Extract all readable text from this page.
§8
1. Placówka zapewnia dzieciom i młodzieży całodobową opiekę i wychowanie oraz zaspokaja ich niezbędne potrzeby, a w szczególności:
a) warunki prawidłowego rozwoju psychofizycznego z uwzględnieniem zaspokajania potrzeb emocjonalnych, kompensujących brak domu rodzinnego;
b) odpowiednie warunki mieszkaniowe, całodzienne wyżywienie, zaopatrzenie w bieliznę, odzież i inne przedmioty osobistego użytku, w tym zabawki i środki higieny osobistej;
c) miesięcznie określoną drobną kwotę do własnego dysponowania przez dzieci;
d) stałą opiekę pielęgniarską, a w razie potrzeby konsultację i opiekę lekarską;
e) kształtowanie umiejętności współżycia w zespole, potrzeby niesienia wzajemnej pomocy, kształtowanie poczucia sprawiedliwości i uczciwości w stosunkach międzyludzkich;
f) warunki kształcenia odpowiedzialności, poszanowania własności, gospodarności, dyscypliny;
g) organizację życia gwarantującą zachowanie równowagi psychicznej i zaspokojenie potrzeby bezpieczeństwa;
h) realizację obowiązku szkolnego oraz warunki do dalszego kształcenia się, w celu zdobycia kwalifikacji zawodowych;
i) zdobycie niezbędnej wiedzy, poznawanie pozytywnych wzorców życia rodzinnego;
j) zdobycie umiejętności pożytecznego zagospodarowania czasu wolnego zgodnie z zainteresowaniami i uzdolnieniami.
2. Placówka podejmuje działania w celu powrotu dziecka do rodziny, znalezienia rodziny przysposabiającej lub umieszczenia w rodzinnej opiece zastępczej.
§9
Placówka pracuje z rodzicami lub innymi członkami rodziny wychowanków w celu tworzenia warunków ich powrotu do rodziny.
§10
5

* * *

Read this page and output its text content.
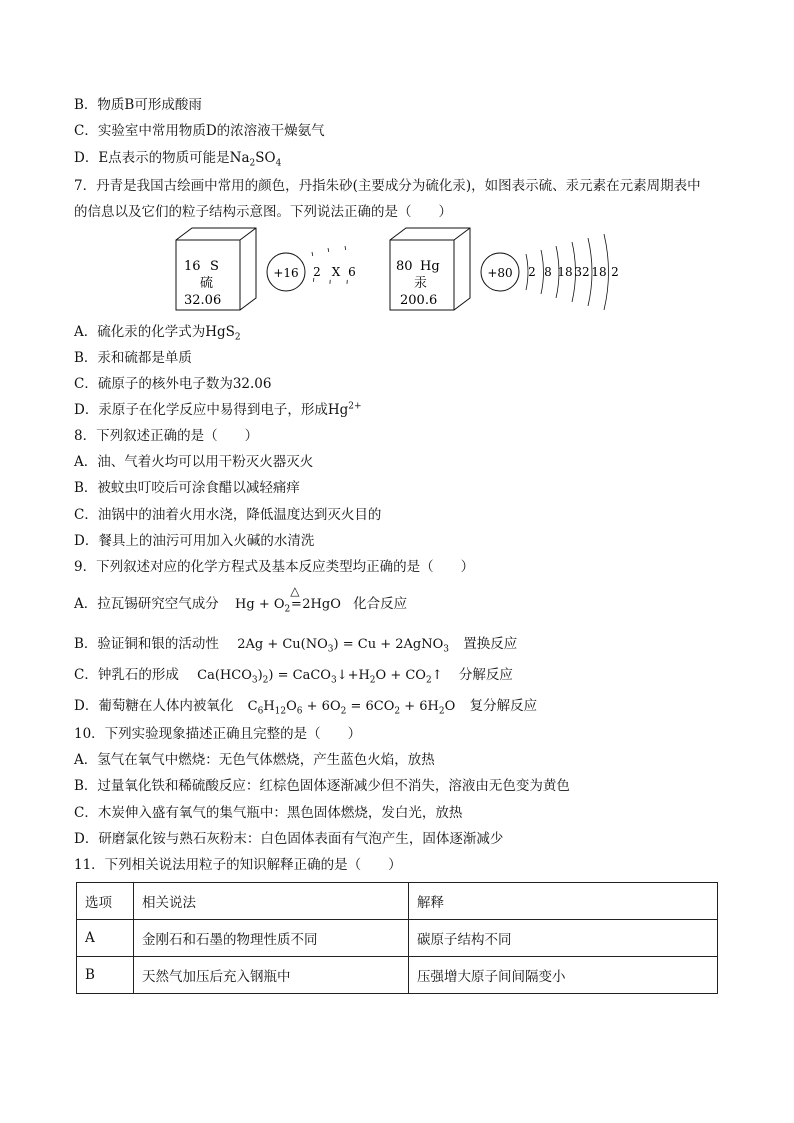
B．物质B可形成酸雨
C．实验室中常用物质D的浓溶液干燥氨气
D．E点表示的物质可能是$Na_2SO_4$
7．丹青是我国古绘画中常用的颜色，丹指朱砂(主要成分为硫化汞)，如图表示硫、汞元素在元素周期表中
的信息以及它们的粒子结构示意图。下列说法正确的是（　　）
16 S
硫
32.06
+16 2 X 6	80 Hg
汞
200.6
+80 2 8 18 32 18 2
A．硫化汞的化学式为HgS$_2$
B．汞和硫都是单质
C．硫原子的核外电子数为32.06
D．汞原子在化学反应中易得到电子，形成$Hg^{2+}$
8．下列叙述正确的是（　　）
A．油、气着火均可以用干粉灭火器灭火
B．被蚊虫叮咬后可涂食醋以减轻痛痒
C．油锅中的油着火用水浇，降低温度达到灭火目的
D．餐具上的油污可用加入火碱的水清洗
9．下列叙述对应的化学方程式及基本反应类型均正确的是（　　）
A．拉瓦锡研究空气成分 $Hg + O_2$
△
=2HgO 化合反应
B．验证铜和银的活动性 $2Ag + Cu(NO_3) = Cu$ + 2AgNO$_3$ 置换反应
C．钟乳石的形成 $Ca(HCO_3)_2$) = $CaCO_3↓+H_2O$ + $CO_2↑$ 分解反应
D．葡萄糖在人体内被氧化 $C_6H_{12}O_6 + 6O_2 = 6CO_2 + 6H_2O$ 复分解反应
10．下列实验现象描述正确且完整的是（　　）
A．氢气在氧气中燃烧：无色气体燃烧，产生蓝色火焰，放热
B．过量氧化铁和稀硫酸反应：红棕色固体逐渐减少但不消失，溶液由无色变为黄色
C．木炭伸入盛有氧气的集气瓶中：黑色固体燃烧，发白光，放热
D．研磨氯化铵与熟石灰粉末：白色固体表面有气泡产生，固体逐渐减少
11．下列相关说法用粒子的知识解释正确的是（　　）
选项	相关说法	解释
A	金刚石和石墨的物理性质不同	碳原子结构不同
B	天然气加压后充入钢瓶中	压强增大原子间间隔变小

==

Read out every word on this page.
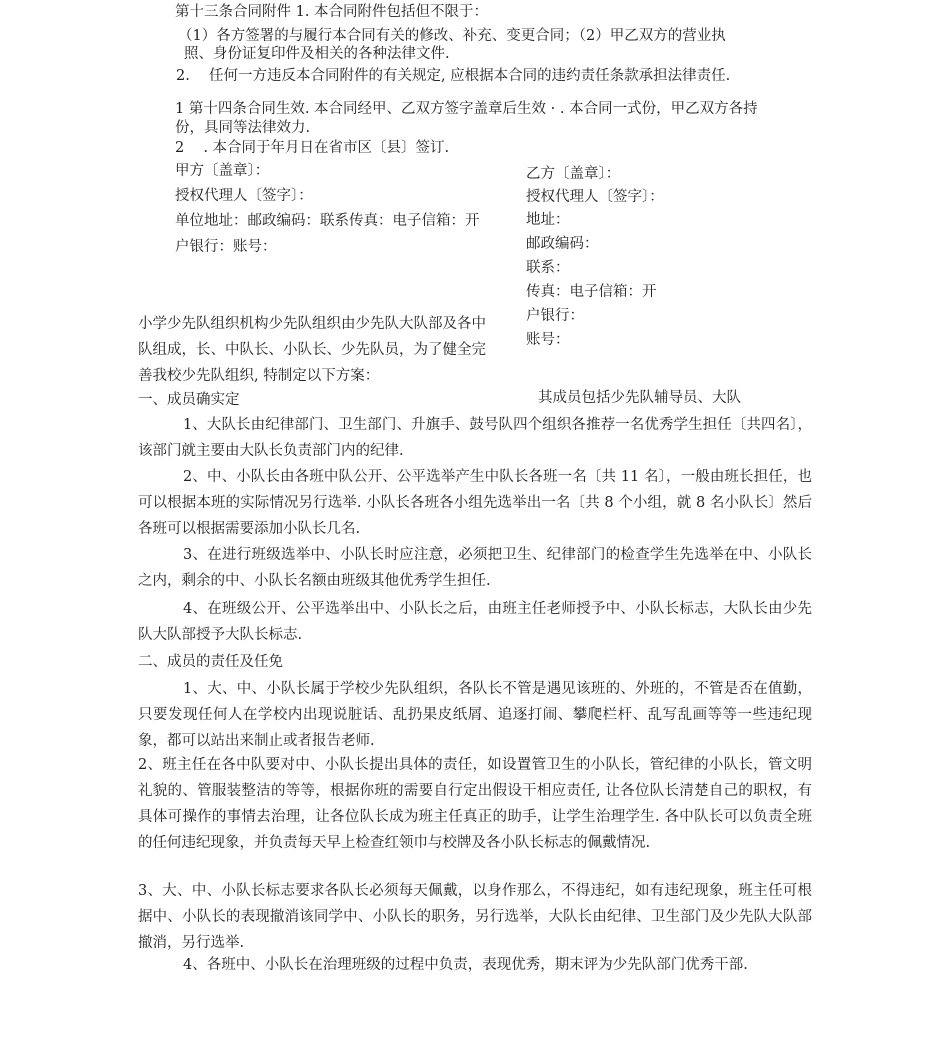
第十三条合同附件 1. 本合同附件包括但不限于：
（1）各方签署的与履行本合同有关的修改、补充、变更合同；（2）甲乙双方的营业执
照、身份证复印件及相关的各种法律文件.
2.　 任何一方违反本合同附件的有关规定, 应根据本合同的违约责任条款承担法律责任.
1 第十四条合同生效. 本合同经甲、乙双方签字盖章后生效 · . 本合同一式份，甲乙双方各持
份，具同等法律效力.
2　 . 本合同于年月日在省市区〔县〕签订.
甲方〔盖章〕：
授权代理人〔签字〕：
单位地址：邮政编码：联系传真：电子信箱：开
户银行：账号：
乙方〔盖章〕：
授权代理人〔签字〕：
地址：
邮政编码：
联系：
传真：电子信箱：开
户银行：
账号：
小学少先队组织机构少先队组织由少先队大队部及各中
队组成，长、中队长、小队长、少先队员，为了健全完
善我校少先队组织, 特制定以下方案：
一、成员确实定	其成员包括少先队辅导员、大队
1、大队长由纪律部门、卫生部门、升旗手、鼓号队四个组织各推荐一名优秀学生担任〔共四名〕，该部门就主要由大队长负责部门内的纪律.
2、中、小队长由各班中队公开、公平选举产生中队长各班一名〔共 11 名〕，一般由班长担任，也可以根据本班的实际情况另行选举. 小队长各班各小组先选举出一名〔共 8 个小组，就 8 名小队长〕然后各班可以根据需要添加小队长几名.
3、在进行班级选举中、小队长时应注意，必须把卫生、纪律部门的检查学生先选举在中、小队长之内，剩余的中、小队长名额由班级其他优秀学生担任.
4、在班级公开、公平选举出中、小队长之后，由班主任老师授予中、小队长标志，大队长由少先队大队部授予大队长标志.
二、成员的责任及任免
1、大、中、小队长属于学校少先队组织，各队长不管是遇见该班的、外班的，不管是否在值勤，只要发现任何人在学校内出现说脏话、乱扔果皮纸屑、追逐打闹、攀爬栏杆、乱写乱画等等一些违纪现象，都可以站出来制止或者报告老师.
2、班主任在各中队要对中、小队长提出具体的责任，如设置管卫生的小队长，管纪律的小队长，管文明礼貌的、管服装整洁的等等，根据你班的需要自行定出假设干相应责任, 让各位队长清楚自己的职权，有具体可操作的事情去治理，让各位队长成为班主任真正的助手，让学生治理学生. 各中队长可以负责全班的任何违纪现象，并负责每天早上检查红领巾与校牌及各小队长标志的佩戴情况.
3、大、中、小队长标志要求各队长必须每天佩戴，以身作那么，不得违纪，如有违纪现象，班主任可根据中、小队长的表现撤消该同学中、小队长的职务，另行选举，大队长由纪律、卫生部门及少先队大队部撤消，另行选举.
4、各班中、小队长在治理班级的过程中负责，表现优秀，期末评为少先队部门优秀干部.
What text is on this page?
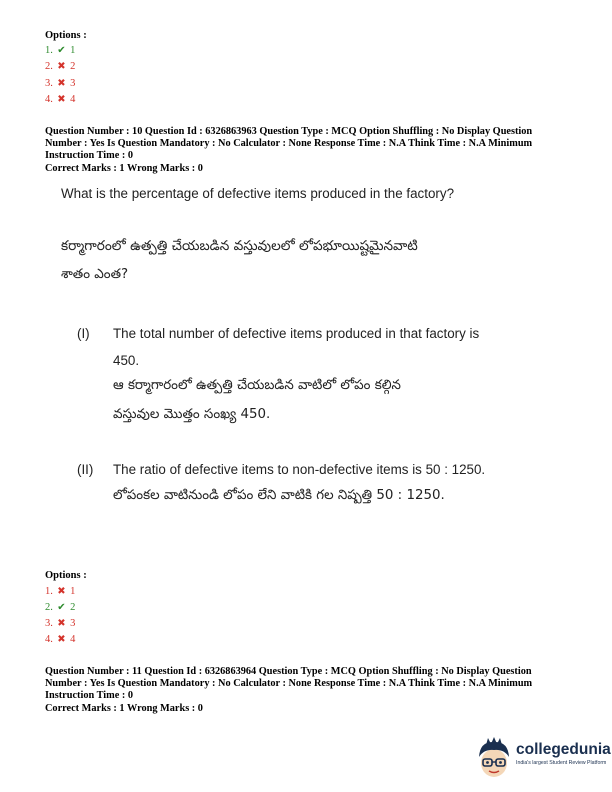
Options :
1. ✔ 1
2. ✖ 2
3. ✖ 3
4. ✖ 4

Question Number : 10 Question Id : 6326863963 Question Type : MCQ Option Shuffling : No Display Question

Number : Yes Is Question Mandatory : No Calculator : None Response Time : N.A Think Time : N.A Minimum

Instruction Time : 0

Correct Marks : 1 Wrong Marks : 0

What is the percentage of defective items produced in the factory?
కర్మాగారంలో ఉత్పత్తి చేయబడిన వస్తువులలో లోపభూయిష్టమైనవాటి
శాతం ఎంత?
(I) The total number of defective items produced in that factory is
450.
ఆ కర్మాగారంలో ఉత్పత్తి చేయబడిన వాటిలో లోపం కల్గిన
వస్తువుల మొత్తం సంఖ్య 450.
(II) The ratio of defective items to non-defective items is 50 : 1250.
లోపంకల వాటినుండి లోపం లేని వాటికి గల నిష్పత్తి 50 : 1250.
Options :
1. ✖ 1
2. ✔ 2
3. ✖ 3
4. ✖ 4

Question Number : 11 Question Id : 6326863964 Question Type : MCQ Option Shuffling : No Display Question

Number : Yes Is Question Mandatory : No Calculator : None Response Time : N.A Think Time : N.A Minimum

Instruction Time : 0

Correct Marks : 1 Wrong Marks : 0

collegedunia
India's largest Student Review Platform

STATED TASK:
Copy all lines in the listing above where the string "potrzeby" appears.

TASK SOLUTION:
1. Placówka zapewnia dzieciom i młodzieży całodobową opiekę i wychowanie oraz zaspokaja ich niezbędne potrzeby, a w szczególności:
d) stałą opiekę pielęgniarską, a w razie potrzeby konsultację i opiekę lekarską;
e) kształtowanie umiejętności współżycia w zespole, potrzeby niesienia wzajemnej pomocy, kształtowanie poczucia sprawiedliwości i uczciwości w stosunkach międzyludzkich;
g) organizację życia gwarantującą zachowanie równowagi psychicznej i zaspokojenie potrzeby bezpieczeństwa;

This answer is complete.